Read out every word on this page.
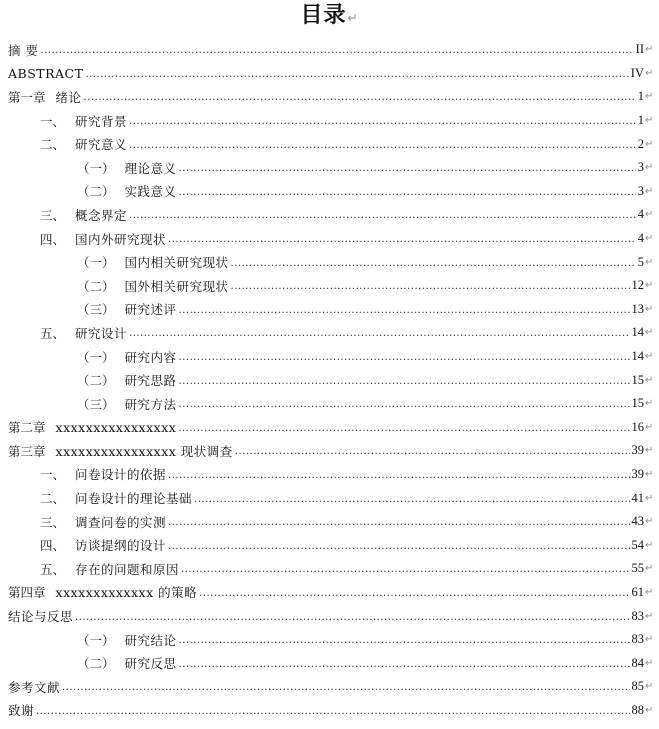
目录↵
摘 要 .....	II ↵
ABSTRACT .....	IV ↵
第一章 绪论 .....	1 ↵
一、 研究背景 .....	1 ↵
二、 研究意义 .....	2 ↵
（一） 理论意义 .....	3 ↵
（二） 实践意义 .....	3 ↵
三、 概念界定 .....	4 ↵
四、 国内外研究现状 .....	4 ↵
（一） 国内相关研究现状 .....	5 ↵
（二） 国外相关研究现状 .....	12 ↵
（三） 研究述评 .....	13 ↵
五、 研究设计 .....	14 ↵
（一） 研究内容 .....	14 ↵
（二） 研究思路 .....	15 ↵
（三） 研究方法 .....	15 ↵
第二章 xxxxxxxxxxxxxxxx .....	16 ↵
第三章 xxxxxxxxxxxxxxxx 现状调查 .....	39 ↵
一、 问卷设计的依据 .....	39 ↵
二、 问卷设计的理论基础 .....	41 ↵
三、 调查问卷的实测 .....	43 ↵
四、 访谈提纲的设计 .....	54 ↵
五、 存在的问题和原因 .....	55 ↵
第四章 xxxxxxxxxxxxx 的策略 .....	61 ↵
结论与反思 .....	83 ↵
（一） 研究结论 .....	83 ↵
（二） 研究反思 .....	84 ↵
参考文献 .....	85 ↵
致谢 .....	88 ↵
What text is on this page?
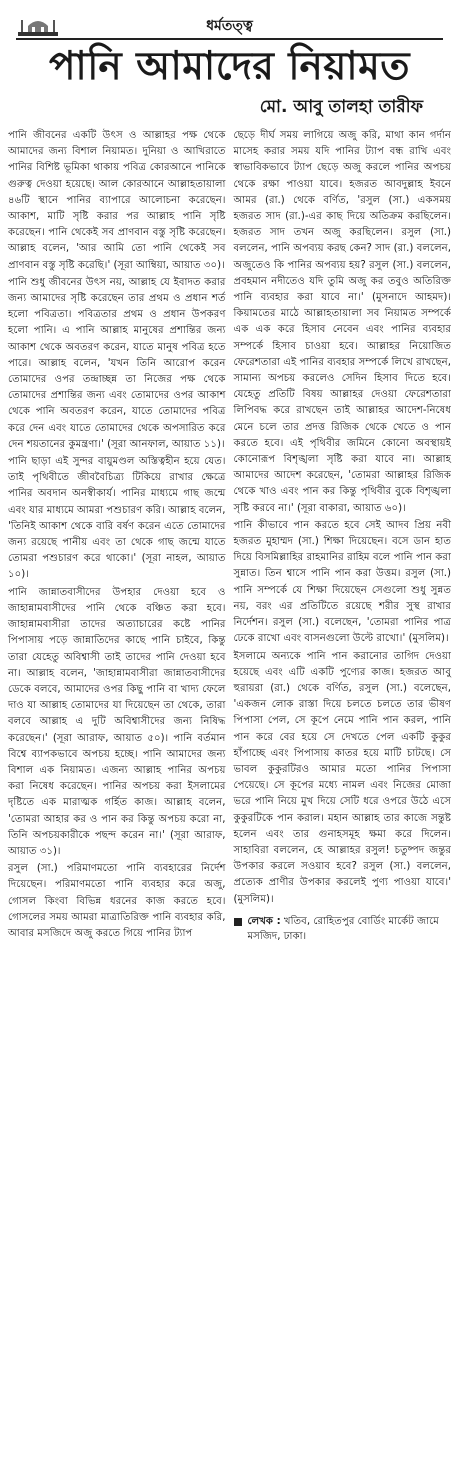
ধর্মতত্ত্ব
পানি আমাদের নিয়ামত
মো. আবু তালহা তারীফ

পানি জীবনের একটি উৎস ও আল্লাহর পক্ষ থেকে আমাদের জন্য বিশাল নিয়ামত। দুনিয়া ও আখিরাতে পানির বিশিষ্ট ভূমিকা থাকায় পবিত্র কোরআনে পানিকে গুরুত্ব দেওয়া হয়েছে। আল কোরআনে আল্লাহতায়ালা ৪৬টি স্থানে পানির ব্যাপারে আলোচনা করেছেন। আকাশ, মাটি সৃষ্টি করার পর আল্লাহ পানি সৃষ্টি করেছেন। পানি থেকেই সব প্রাণবান বস্তু সৃষ্টি করেছেন। আল্লাহ বলেন, 'আর আমি তো পানি থেকেই সব প্রাণবান বস্তু সৃষ্টি করেছি।' (সূরা আম্বিয়া, আয়াত ৩০)।

পানি শুধু জীবনের উৎস নয়, আল্লাহ যে ইবাদত করার জন্য আমাদের সৃষ্টি করেছেন তার প্রথম ও প্রধান শর্ত হলো পবিত্রতা। পবিত্রতার প্রথম ও প্রধান উপকরণ হলো পানি। এ পানি আল্লাহ মানুষের প্রশান্তির জন্য আকাশ থেকে অবতরণ করেন, যাতে মানুষ পবিত্র হতে পারে। আল্লাহ বলেন, 'যখন তিনি আরোপ করেন তোমাদের ওপর তন্দ্রাচ্ছন্ন তা নিজের পক্ষ থেকে তোমাদের প্রশান্তির জন্য এবং তোমাদের ওপর আকাশ থেকে পানি অবতরণ করেন, যাতে তোমাদের পবিত্র করে দেন এবং যাতে তোমাদের থেকে অপসারিত করে দেন শয়তানের কুমন্ত্রণা।' (সূরা আনফাল, আয়াত ১১)।

পানি ছাড়া এই সুন্দর বায়ুমণ্ডল অস্তিত্বহীন হয়ে যেত। তাই পৃথিবীতে জীববৈচিত্র্য টিকিয়ে রাখার ক্ষেত্রে পানির অবদান অনস্বীকার্য। পানির মাধ্যমে গাছ জন্মে এবং যার মাধ্যমে আমরা পশুচারণ করি। আল্লাহ বলেন, 'তিনিই আকাশ থেকে বারি বর্ষণ করেন এতে তোমাদের জন্য রয়েছে পানীয় এবং তা থেকে গাছ জন্মে যাতে তোমরা পশুচারণ করে থাকো।' (সূরা নাহল, আয়াত ১০)।

পানি জান্নাতবাসীদের উপহার দেওয়া হবে ও জাহান্নামবাসীদের পানি থেকে বঞ্চিত করা হবে। জাহান্নামবাসীরা তাদের অত্যাচারের কষ্টে পানির পিপাসায় পড়ে জান্নাতিদের কাছে পানি চাইবে, কিন্তু তারা যেহেতু অবিশ্বাসী তাই তাদের পানি দেওয়া হবে না। আল্লাহ বলেন, 'জাহান্নামবাসীরা জান্নাতবাসীদের ডেকে বলবে, আমাদের ওপর কিছু পানি বা খাদ্য ফেলে দাও যা আল্লাহ তোমাদের যা দিয়েছেন তা থেকে, তারা বলবে আল্লাহ এ দুটি অবিশ্বাসীদের জন্য নিষিদ্ধ করেছেন।' (সূরা আরাফ, আয়াত ৫০)। পানি বর্তমান বিশ্বে ব্যাপকভাবে অপচয় হচ্ছে। পানি আমাদের জন্য বিশাল এক নিয়ামত। এজন্য আল্লাহ পানির অপচয় করা নিষেধ করেছেন। পানির অপচয় করা ইসলামের দৃষ্টিতে এক মারাত্মক গর্হিত কাজ। আল্লাহ বলেন, 'তোমরা আহার কর ও পান কর কিন্তু অপচয় করো না, তিনি অপচয়কারীকে পছন্দ করেন না।' (সূরা আরাফ, আয়াত ৩১)।

রসুল (সা.) পরিমাণমতো পানি ব্যবহারের নির্দেশ দিয়েছেন। পরিমাণমতো পানি ব্যবহার করে অজু, গোসল কিংবা বিভিন্ন ধরনের কাজ করতে হবে। গোসলের সময় আমরা মাত্রাতিরিক্ত পানি ব্যবহার করি, আবার মসজিদে অজু করতে গিয়ে পানির ট্যাপ

ছেড়ে দীর্ঘ সময় লাগিয়ে অজু করি, মাথা কান গর্দান মাসেহ করার সময় যদি পানির ট্যাপ বন্ধ রাখি এবং স্বাভাবিকভাবে ট্যাপ ছেড়ে অজু করলে পানির অপচয় থেকে রক্ষা পাওয়া যাবে। হজরত আবদুল্লাহ ইবনে আমর (রা.) থেকে বর্ণিত, 'রসুল (সা.) একসময় হজরত সাদ (রা.)-এর কাছ দিয়ে অতিক্রম করছিলেন। হজরত সাদ তখন অজু করছিলেন। রসুল (সা.) বললেন, পানি অপব্যয় করছ কেন? সাদ (রা.) বললেন, অজুতেও কি পানির অপব্যয় হয়? রসুল (সা.) বললেন, প্রবহমান নদীতেও যদি তুমি অজু কর তবুও অতিরিক্ত পানি ব্যবহার করা যাবে না।' (মুসনাদে আহমদ)। কিয়ামতের মাঠে আল্লাহতায়ালা সব নিয়ামত সম্পর্কে এক এক করে হিসাব নেবেন এবং পানির ব্যবহার সম্পর্কে হিসাব চাওয়া হবে। আল্লাহর নিয়োজিত ফেরেশতারা এই পানির ব্যবহার সম্পর্কে লিখে রাখছেন, সামান্য অপচয় করলেও সেদিন হিসাব দিতে হবে। যেহেতু প্রতিটি বিষয় আল্লাহর দেওয়া ফেরেশতারা লিপিবদ্ধ করে রাখছেন তাই আল্লাহর আদেশ-নিষেধ মেনে চলে তার প্রদত্ত রিজিক থেকে খেতে ও পান করতে হবে। এই পৃথিবীর জমিনে কোনো অবস্থায়ই কোনোরূপ বিশৃঙ্খলা সৃষ্টি করা যাবে না। আল্লাহ আমাদের আদেশ করেছেন, 'তোমরা আল্লাহর রিজিক থেকে খাও এবং পান কর কিন্তু পৃথিবীর বুকে বিশৃঙ্খলা সৃষ্টি করবে না।' (সূরা বাকারা, আয়াত ৬০)।

পানি কীভাবে পান করতে হবে সেই আদব প্রিয় নবী হজরত মুহাম্মদ (সা.) শিক্ষা দিয়েছেন। বসে ডান হাত দিয়ে বিসমিল্লাহির রাহমানির রাহিম বলে পানি পান করা সুন্নাত। তিন শ্বাসে পানি পান করা উত্তম। রসুল (সা.) পানি সম্পর্কে যে শিক্ষা দিয়েছেন সেগুলো শুধু সুন্নত নয়, বরং এর প্রতিটিতে রয়েছে শরীর সুস্থ রাখার নির্দেশন। রসুল (সা.) বলেছেন, 'তোমরা পানির পাত্র ঢেকে রাখো এবং বাসনগুলো উল্টে রাখো।' (মুসলিম)।

ইসলামে অন্যকে পানি পান করানোর তাগিদ দেওয়া হয়েছে এবং এটি একটি পুণ্যের কাজ। হজরত আবু হুরায়রা (রা.) থেকে বর্ণিত, রসুল (সা.) বলেছেন, 'একজন লোক রাস্তা দিয়ে চলতে চলতে তার ভীষণ পিপাসা পেল, সে কূপে নেমে পানি পান করল, পানি পান করে বের হয়ে সে দেখতে পেল একটি কুকুর হাঁপাচ্ছে এবং পিপাসায় কাতর হয়ে মাটি চাটছে। সে ভাবল কুকুরটিরও আমার মতো পানির পিপাসা পেয়েছে। সে কূপের মধ্যে নামল এবং নিজের মোজা ভরে পানি নিয়ে মুখ দিয়ে সেটি ধরে ওপরে উঠে এসে কুকুরটিকে পান করাল। মহান আল্লাহ তার কাজে সন্তুষ্ট হলেন এবং তার গুনাহসমূহ ক্ষমা করে দিলেন। সাহাবিরা বললেন, হে আল্লাহর রসুল! চতুষ্পদ জন্তুর উপকার করলে সওয়াব হবে? রসুল (সা.) বললেন, প্রত্যেক প্রাণীর উপকার করলেই পুণ্য পাওয়া যাবে।' (মুসলিম)।

লেখক : খতিব, রোহিতপুর বোর্ডিং মার্কেট জামে মসজিদ, ঢাকা।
################
Scan the listing above. Collect all lines with the word "this".

Read out every word on this page.
What text is on this page?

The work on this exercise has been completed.